Saved data entries:

▶

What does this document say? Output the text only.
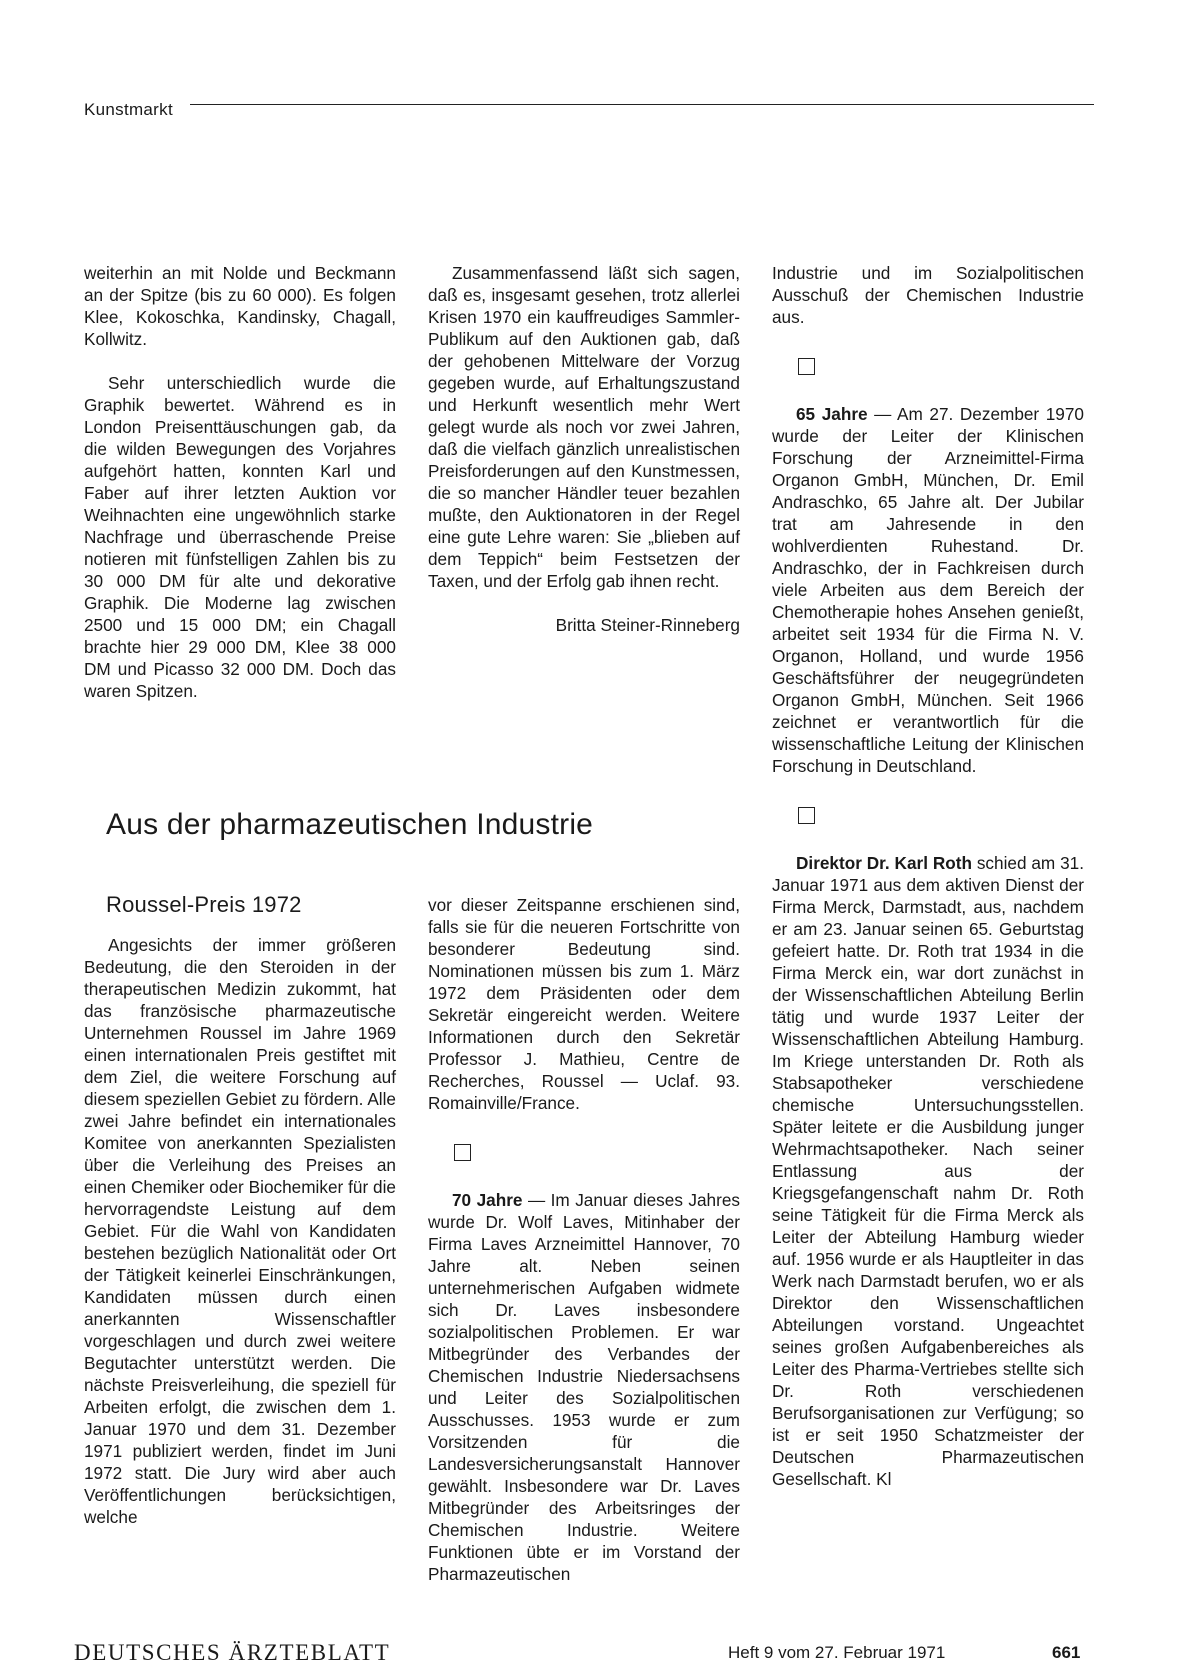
Kunstmarkt

weiterhin an mit Nolde und Beckmann an der Spitze (bis zu 60 000). Es folgen Klee, Kokoschka, Kandinsky, Chagall, Kollwitz.

Sehr unterschiedlich wurde die Graphik bewertet. Während es in London Preisenttäuschungen gab, da die wilden Bewegungen des Vorjahres aufgehört hatten, konnten Karl und Faber auf ihrer letzten Auktion vor Weihnachten eine ungewöhnlich starke Nachfrage und überraschende Preise notieren mit fünfstelligen Zahlen bis zu 30 000 DM für alte und dekorative Graphik. Die Moderne lag zwischen 2500 und 15 000 DM; ein Chagall brachte hier 29 000 DM, Klee 38 000 DM und Picasso 32 000 DM. Doch das waren Spitzen.

Zusammenfassend läßt sich sagen, daß es, insgesamt gesehen, trotz allerlei Krisen 1970 ein kauffreudiges Sammler-Publikum auf den Auktionen gab, daß der gehobenen Mittelware der Vorzug gegeben wurde, auf Erhaltungszustand und Herkunft wesentlich mehr Wert gelegt wurde als noch vor zwei Jahren, daß die vielfach gänzlich unrealistischen Preisforderungen auf den Kunstmessen, die so mancher Händler teuer bezahlen mußte, den Auktionatoren in der Regel eine gute Lehre waren: Sie „blieben auf dem Teppich“ beim Festsetzen der Taxen, und der Erfolg gab ihnen recht.

Britta Steiner-Rinneberg

Industrie und im Sozialpolitischen Ausschuß der Chemischen Industrie aus.

65 Jahre — Am 27. Dezember 1970 wurde der Leiter der Klinischen Forschung der Arzneimittel-Firma Organon GmbH, München, Dr. Emil Andraschko, 65 Jahre alt. Der Jubilar trat am Jahresende in den wohlverdienten Ruhestand. Dr. Andraschko, der in Fachkreisen durch viele Arbeiten aus dem Bereich der Chemotherapie hohes Ansehen genießt, arbeitet seit 1934 für die Firma N. V. Organon, Holland, und wurde 1956 Geschäftsführer der neugegründeten Organon GmbH, München. Seit 1966 zeichnet er verantwortlich für die wissenschaftliche Leitung der Klinischen Forschung in Deutschland.

Direktor Dr. Karl Roth schied am 31. Januar 1971 aus dem aktiven Dienst der Firma Merck, Darmstadt, aus, nachdem er am 23. Januar seinen 65. Geburtstag gefeiert hatte. Dr. Roth trat 1934 in die Firma Merck ein, war dort zunächst in der Wissenschaftlichen Abteilung Berlin tätig und wurde 1937 Leiter der Wissenschaftlichen Abteilung Hamburg. Im Kriege unterstanden Dr. Roth als Stabsapotheker verschiedene chemische Untersuchungsstellen. Später leitete er die Ausbildung junger Wehrmachtsapotheker. Nach seiner Entlassung aus der Kriegsgefangenschaft nahm Dr. Roth seine Tätigkeit für die Firma Merck als Leiter der Abteilung Hamburg wieder auf. 1956 wurde er als Hauptleiter in das Werk nach Darmstadt berufen, wo er als Direktor den Wissenschaftlichen Abteilungen vorstand. Ungeachtet seines großen Aufgabenbereiches als Leiter des Pharma-Vertriebes stellte sich Dr. Roth verschiedenen Berufsorganisationen zur Verfügung; so ist er seit 1950 Schatzmeister der Deutschen Pharmazeutischen Gesellschaft. Kl

Aus der pharmazeutischen Industrie
Roussel-Preis 1972

Angesichts der immer größeren Bedeutung, die den Steroiden in der therapeutischen Medizin zukommt, hat das französische pharmazeutische Unternehmen Roussel im Jahre 1969 einen internationalen Preis gestiftet mit dem Ziel, die weitere Forschung auf diesem speziellen Gebiet zu fördern. Alle zwei Jahre befindet ein internationales Komitee von anerkannten Spezialisten über die Verleihung des Preises an einen Chemiker oder Biochemiker für die hervorragendste Leistung auf dem Gebiet. Für die Wahl von Kandidaten bestehen bezüglich Nationalität oder Ort der Tätigkeit keinerlei Einschränkungen, Kandidaten müssen durch einen anerkannten Wissenschaftler vorgeschlagen und durch zwei weitere Begutachter unterstützt werden. Die nächste Preisverleihung, die speziell für Arbeiten erfolgt, die zwischen dem 1. Januar 1970 und dem 31. Dezember 1971 publiziert werden, findet im Juni 1972 statt. Die Jury wird aber auch Veröffentlichungen berücksichtigen, welche

vor dieser Zeitspanne erschienen sind, falls sie für die neueren Fortschritte von besonderer Bedeutung sind. Nominationen müssen bis zum 1. März 1972 dem Präsidenten oder dem Sekretär eingereicht werden. Weitere Informationen durch den Sekretär Professor J. Mathieu, Centre de Recherches, Roussel — Uclaf. 93. Romainville/France.

70 Jahre — Im Januar dieses Jahres wurde Dr. Wolf Laves, Mitinhaber der Firma Laves Arzneimittel Hannover, 70 Jahre alt. Neben seinen unternehmerischen Aufgaben widmete sich Dr. Laves insbesondere sozialpolitischen Problemen. Er war Mitbegründer des Verbandes der Chemischen Industrie Niedersachsens und Leiter des Sozialpolitischen Ausschusses. 1953 wurde er zum Vorsitzenden für die Landesversicherungsanstalt Hannover gewählt. Insbesondere war Dr. Laves Mitbegründer des Arbeitsringes der Chemischen Industrie. Weitere Funktionen übte er im Vorstand der Pharmazeutischen

DEUTSCHES ÄRZTEBLATT	Heft 9 vom 27. Februar 1971	661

◀

- _TASK GOAL_: Keep every word of the data as it is when you write it out, but drop the pictures.

- _CORRECT OUTPUT_:
What does this document say? Output the text only.
Kunstmarkt

weiterhin an mit Nolde und Beckmann an der Spitze (bis zu 60 000). Es folgen Klee, Kokoschka, Kandinsky, Chagall, Kollwitz.

Sehr unterschiedlich wurde die Graphik bewertet. Während es in London Preisenttäuschungen gab, da die wilden Bewegungen des Vorjahres aufgehört hatten, konnten Karl und Faber auf ihrer letzten Auktion vor Weihnachten eine ungewöhnlich starke Nachfrage und überraschende Preise notieren mit fünfstelligen Zahlen bis zu 30 000 DM für alte und dekorative Graphik. Die Moderne lag zwischen 2500 und 15 000 DM; ein Chagall brachte hier 29 000 DM, Klee 38 000 DM und Picasso 32 000 DM. Doch das waren Spitzen.

Zusammenfassend läßt sich sagen, daß es, insgesamt gesehen, trotz allerlei Krisen 1970 ein kauffreudiges Sammler-Publikum auf den Auktionen gab, daß der gehobenen Mittelware der Vorzug gegeben wurde, auf Erhaltungszustand und Herkunft wesentlich mehr Wert gelegt wurde als noch vor zwei Jahren, daß die vielfach gänzlich unrealistischen Preisforderungen auf den Kunstmessen, die so mancher Händler teuer bezahlen mußte, den Auktionatoren in der Regel eine gute Lehre waren: Sie „blieben auf dem Teppich“ beim Festsetzen der Taxen, und der Erfolg gab ihnen recht.

Britta Steiner-Rinneberg

Industrie und im Sozialpolitischen Ausschuß der Chemischen Industrie aus.

65 Jahre — Am 27. Dezember 1970 wurde der Leiter der Klinischen Forschung der Arzneimittel-Firma Organon GmbH, München, Dr. Emil Andraschko, 65 Jahre alt. Der Jubilar trat am Jahresende in den wohlverdienten Ruhestand. Dr. Andraschko, der in Fachkreisen durch viele Arbeiten aus dem Bereich der Chemotherapie hohes Ansehen genießt, arbeitet seit 1934 für die Firma N. V. Organon, Holland, und wurde 1956 Geschäftsführer der neugegründeten Organon GmbH, München. Seit 1966 zeichnet er verantwortlich für die wissenschaftliche Leitung der Klinischen Forschung in Deutschland.

Direktor Dr. Karl Roth schied am 31. Januar 1971 aus dem aktiven Dienst der Firma Merck, Darmstadt, aus, nachdem er am 23. Januar seinen 65. Geburtstag gefeiert hatte. Dr. Roth trat 1934 in die Firma Merck ein, war dort zunächst in der Wissenschaftlichen Abteilung Berlin tätig und wurde 1937 Leiter der Wissenschaftlichen Abteilung Hamburg. Im Kriege unterstanden Dr. Roth als Stabsapotheker verschiedene chemische Untersuchungsstellen. Später leitete er die Ausbildung junger Wehrmachtsapotheker. Nach seiner Entlassung aus der Kriegsgefangenschaft nahm Dr. Roth seine Tätigkeit für die Firma Merck als Leiter der Abteilung Hamburg wieder auf. 1956 wurde er als Hauptleiter in das Werk nach Darmstadt berufen, wo er als Direktor den Wissenschaftlichen Abteilungen vorstand. Ungeachtet seines großen Aufgabenbereiches als Leiter des Pharma-Vertriebes stellte sich Dr. Roth verschiedenen Berufsorganisationen zur Verfügung; so ist er seit 1950 Schatzmeister der Deutschen Pharmazeutischen Gesellschaft. Kl

Aus der pharmazeutischen Industrie
Roussel-Preis 1972

Angesichts der immer größeren Bedeutung, die den Steroiden in der therapeutischen Medizin zukommt, hat das französische pharmazeutische Unternehmen Roussel im Jahre 1969 einen internationalen Preis gestiftet mit dem Ziel, die weitere Forschung auf diesem speziellen Gebiet zu fördern. Alle zwei Jahre befindet ein internationales Komitee von anerkannten Spezialisten über die Verleihung des Preises an einen Chemiker oder Biochemiker für die hervorragendste Leistung auf dem Gebiet. Für die Wahl von Kandidaten bestehen bezüglich Nationalität oder Ort der Tätigkeit keinerlei Einschränkungen, Kandidaten müssen durch einen anerkannten Wissenschaftler vorgeschlagen und durch zwei weitere Begutachter unterstützt werden. Die nächste Preisverleihung, die speziell für Arbeiten erfolgt, die zwischen dem 1. Januar 1970 und dem 31. Dezember 1971 publiziert werden, findet im Juni 1972 statt. Die Jury wird aber auch Veröffentlichungen berücksichtigen, welche

vor dieser Zeitspanne erschienen sind, falls sie für die neueren Fortschritte von besonderer Bedeutung sind. Nominationen müssen bis zum 1. März 1972 dem Präsidenten oder dem Sekretär eingereicht werden. Weitere Informationen durch den Sekretär Professor J. Mathieu, Centre de Recherches, Roussel — Uclaf. 93. Romainville/France.

70 Jahre — Im Januar dieses Jahres wurde Dr. Wolf Laves, Mitinhaber der Firma Laves Arzneimittel Hannover, 70 Jahre alt. Neben seinen unternehmerischen Aufgaben widmete sich Dr. Laves insbesondere sozialpolitischen Problemen. Er war Mitbegründer des Verbandes der Chemischen Industrie Niedersachsens und Leiter des Sozialpolitischen Ausschusses. 1953 wurde er zum Vorsitzenden für die Landesversicherungsanstalt Hannover gewählt. Insbesondere war Dr. Laves Mitbegründer des Arbeitsringes der Chemischen Industrie. Weitere Funktionen übte er im Vorstand der Pharmazeutischen

DEUTSCHES ÄRZTEBLATT	Heft 9 vom 27. Februar 1971	661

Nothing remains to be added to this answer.